__WHAT YOU WILL DO__
Identify all lines of the data containing the string "日常的に使っている" and copy them.

****************

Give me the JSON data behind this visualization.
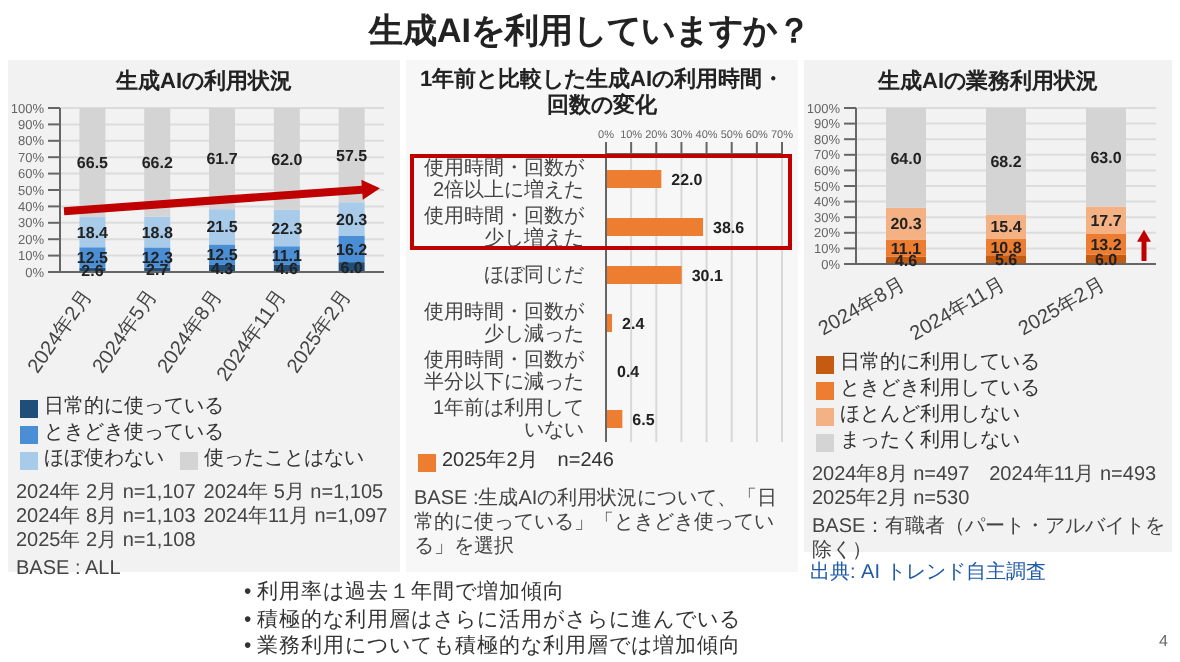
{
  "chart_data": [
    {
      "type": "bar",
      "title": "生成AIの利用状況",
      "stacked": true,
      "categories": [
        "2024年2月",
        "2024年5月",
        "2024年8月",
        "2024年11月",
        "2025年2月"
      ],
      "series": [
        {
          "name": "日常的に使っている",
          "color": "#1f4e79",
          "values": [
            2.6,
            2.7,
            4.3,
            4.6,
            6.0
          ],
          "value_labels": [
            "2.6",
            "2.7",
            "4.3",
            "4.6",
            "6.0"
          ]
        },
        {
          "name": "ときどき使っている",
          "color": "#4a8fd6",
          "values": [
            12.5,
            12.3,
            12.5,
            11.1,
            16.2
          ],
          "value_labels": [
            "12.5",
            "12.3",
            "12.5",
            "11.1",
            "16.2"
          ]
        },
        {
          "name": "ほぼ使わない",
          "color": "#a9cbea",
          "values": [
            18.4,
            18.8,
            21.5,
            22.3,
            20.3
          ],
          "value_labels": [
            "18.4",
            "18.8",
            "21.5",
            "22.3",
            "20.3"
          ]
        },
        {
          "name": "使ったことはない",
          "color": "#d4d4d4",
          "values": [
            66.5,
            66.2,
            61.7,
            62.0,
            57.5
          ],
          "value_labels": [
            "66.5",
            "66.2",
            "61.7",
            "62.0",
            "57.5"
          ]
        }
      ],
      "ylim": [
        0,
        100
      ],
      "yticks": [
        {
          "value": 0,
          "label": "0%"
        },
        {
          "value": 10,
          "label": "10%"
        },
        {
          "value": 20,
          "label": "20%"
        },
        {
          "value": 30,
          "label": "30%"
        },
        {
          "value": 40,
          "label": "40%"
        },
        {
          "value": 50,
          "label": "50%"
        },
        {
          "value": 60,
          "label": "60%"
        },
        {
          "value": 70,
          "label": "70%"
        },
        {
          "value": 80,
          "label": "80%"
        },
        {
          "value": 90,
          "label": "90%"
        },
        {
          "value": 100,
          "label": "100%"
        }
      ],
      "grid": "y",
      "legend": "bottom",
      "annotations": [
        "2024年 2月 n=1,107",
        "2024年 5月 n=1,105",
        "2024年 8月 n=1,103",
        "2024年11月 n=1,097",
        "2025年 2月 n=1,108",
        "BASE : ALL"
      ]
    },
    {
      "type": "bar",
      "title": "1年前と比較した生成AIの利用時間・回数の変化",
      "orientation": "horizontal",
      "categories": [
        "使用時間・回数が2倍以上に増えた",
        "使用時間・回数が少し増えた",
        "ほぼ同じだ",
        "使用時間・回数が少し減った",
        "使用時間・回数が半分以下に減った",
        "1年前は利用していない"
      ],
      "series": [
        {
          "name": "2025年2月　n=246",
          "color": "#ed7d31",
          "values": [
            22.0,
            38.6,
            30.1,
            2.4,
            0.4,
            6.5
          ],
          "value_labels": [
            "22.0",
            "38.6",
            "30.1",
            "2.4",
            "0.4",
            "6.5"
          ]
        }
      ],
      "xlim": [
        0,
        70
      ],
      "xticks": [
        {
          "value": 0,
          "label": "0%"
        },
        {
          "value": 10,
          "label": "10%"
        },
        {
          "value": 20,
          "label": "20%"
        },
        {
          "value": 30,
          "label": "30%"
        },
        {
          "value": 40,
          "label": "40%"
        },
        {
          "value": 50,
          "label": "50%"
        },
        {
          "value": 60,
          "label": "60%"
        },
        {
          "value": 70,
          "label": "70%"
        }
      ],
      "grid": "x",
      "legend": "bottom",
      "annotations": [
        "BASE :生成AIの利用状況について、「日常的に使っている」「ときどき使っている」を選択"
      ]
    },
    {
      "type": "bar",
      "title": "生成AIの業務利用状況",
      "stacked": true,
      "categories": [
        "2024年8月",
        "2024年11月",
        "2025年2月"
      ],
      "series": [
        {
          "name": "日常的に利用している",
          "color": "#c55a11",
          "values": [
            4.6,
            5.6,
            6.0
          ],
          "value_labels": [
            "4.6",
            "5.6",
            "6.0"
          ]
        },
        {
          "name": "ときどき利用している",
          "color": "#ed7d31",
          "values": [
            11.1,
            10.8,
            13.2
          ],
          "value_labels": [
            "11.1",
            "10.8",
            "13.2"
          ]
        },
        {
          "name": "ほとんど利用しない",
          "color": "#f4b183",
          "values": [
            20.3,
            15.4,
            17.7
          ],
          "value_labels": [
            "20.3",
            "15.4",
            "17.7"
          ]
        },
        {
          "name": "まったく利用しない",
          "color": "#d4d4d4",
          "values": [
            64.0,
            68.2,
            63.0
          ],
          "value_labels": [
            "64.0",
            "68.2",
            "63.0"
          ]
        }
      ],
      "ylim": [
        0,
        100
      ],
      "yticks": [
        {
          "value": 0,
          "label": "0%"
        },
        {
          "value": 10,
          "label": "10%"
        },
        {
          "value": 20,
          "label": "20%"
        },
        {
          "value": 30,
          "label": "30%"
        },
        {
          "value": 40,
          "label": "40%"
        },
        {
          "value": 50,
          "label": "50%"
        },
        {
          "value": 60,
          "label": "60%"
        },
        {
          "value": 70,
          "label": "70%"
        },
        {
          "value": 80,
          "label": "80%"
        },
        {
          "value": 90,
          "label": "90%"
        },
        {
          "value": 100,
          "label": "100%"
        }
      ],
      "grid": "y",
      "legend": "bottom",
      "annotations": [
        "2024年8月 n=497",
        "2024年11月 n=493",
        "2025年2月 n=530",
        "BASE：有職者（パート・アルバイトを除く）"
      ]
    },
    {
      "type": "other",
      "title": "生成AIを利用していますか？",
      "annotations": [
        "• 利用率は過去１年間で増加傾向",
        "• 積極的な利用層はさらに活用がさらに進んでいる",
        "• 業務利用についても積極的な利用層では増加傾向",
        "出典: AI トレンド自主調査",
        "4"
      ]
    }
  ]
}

****************

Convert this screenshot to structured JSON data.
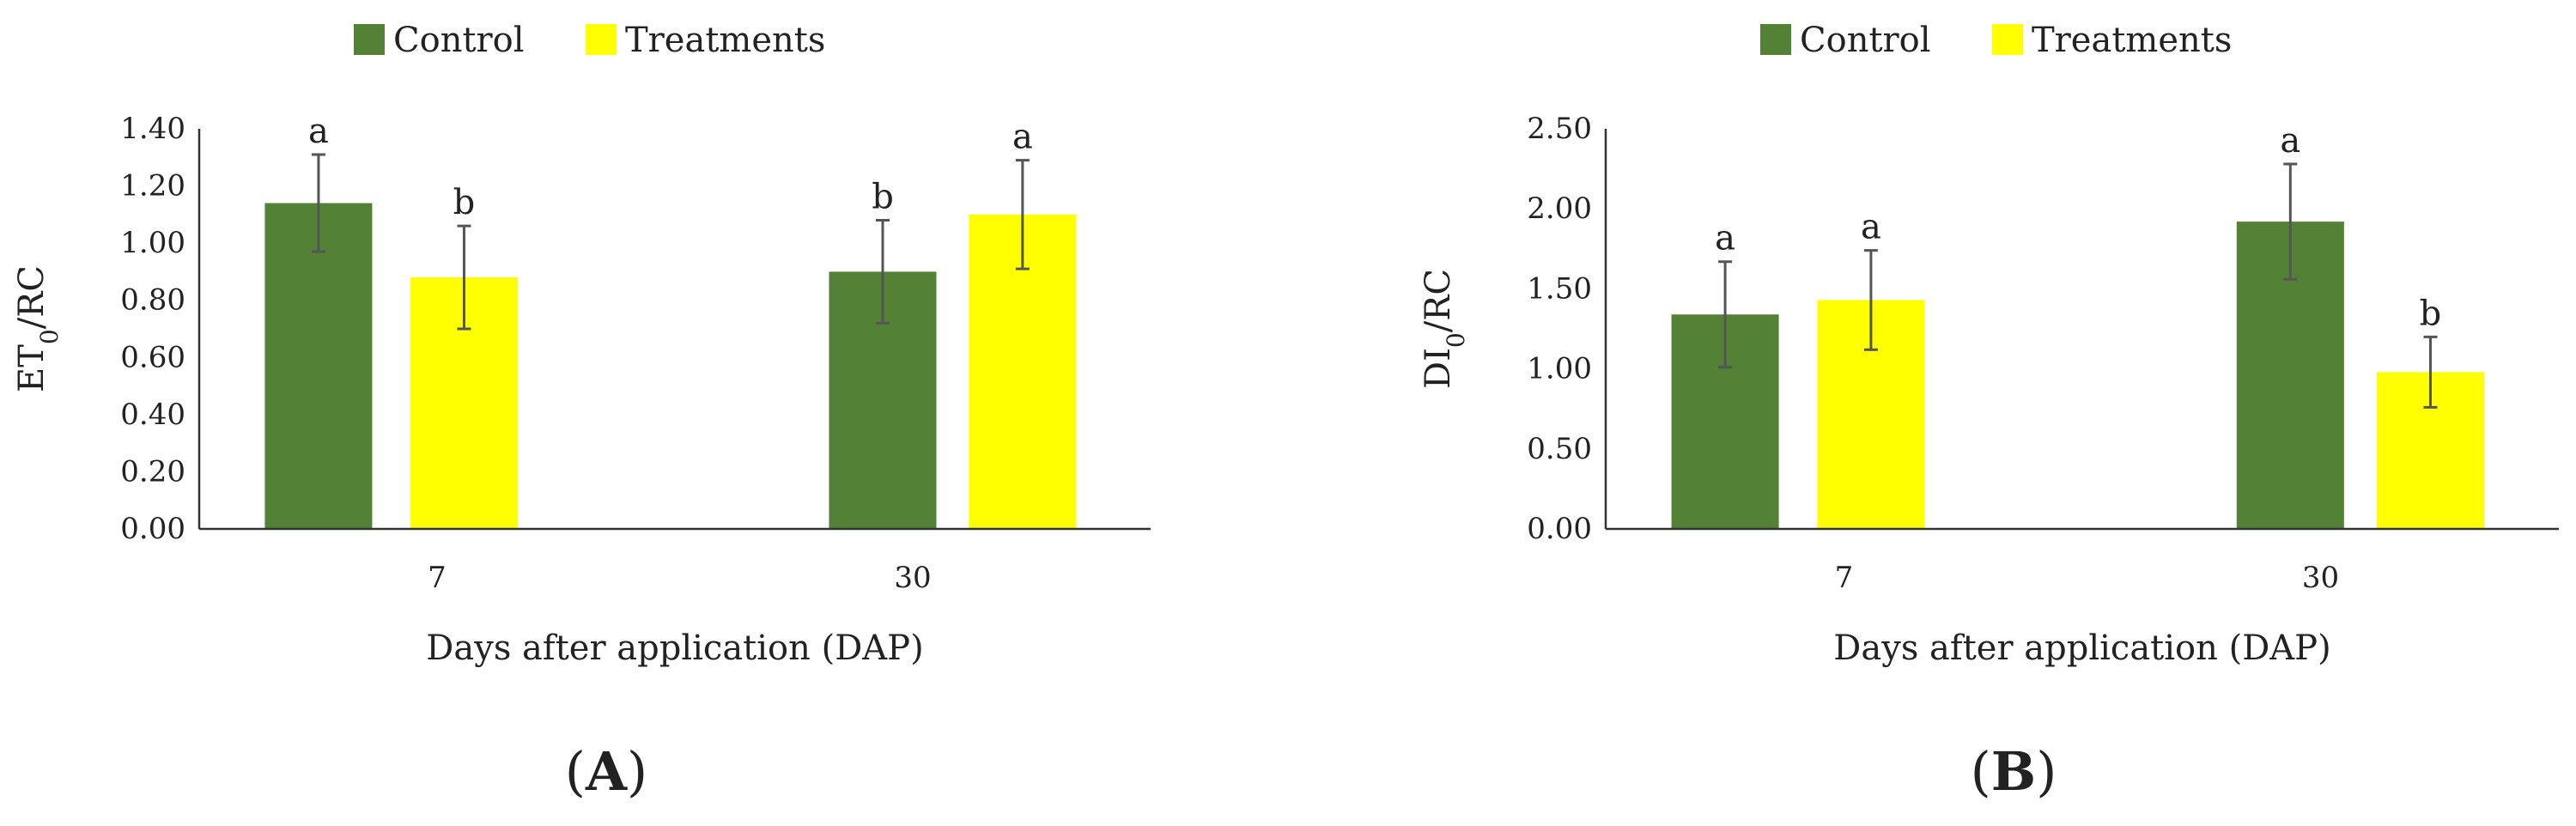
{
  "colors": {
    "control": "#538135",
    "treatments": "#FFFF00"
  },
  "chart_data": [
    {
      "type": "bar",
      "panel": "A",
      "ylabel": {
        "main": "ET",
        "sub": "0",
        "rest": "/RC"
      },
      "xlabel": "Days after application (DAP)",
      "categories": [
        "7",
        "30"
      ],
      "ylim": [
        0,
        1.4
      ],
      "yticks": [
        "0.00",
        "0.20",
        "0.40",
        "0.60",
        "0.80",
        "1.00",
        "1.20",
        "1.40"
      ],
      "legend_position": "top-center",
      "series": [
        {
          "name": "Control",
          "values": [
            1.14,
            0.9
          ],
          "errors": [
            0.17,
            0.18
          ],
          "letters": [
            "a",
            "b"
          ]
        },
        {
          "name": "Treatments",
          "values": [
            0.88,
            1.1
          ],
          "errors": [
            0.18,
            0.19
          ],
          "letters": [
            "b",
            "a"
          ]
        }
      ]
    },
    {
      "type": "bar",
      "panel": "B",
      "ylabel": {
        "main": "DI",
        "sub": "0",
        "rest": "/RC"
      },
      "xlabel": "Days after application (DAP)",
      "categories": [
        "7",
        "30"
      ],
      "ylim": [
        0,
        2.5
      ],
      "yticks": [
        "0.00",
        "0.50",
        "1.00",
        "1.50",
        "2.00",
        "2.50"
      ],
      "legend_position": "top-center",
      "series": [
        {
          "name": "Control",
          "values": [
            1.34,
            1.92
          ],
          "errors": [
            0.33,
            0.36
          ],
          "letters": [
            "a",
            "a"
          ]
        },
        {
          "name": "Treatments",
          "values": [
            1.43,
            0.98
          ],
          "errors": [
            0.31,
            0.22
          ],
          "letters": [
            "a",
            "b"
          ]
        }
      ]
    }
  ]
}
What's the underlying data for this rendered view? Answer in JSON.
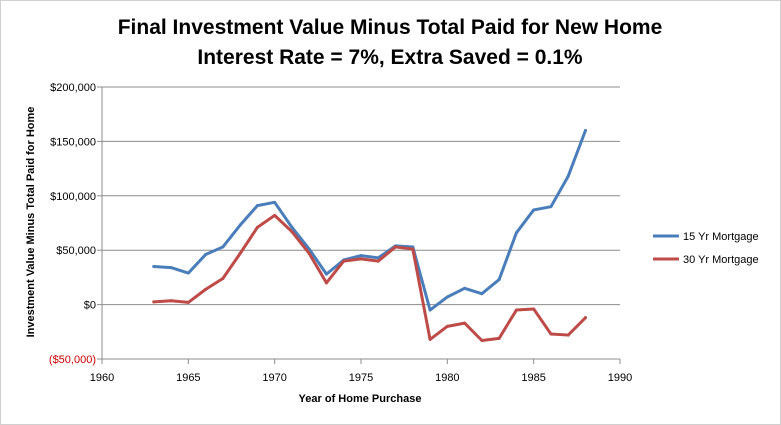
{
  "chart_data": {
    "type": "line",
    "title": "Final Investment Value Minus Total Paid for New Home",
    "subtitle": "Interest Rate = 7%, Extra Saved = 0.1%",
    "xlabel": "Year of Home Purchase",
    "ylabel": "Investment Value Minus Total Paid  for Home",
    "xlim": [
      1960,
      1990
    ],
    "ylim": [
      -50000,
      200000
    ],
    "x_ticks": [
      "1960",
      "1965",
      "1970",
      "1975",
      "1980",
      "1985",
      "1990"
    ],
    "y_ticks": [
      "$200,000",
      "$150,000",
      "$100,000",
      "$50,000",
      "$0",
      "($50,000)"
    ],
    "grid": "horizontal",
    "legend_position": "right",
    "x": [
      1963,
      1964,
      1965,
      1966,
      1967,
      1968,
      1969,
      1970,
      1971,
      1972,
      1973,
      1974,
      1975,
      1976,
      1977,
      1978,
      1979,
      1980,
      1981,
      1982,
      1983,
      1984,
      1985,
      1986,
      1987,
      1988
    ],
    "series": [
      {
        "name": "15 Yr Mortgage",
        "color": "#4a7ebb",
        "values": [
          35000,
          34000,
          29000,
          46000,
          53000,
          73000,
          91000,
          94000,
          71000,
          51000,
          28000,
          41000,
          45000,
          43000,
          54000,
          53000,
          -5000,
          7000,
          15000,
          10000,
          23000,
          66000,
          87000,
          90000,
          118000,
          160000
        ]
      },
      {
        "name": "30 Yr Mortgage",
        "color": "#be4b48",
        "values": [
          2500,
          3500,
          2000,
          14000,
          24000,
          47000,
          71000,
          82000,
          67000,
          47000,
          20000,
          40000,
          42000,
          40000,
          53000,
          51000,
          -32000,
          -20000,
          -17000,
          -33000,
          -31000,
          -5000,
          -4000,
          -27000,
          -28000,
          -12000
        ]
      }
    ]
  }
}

****************

__THE RESULT__
          "name": "日常的に使っている",
        "BASE :生成AIの利用状況について、「日常的に使っている」「ときどき使っている」を選択"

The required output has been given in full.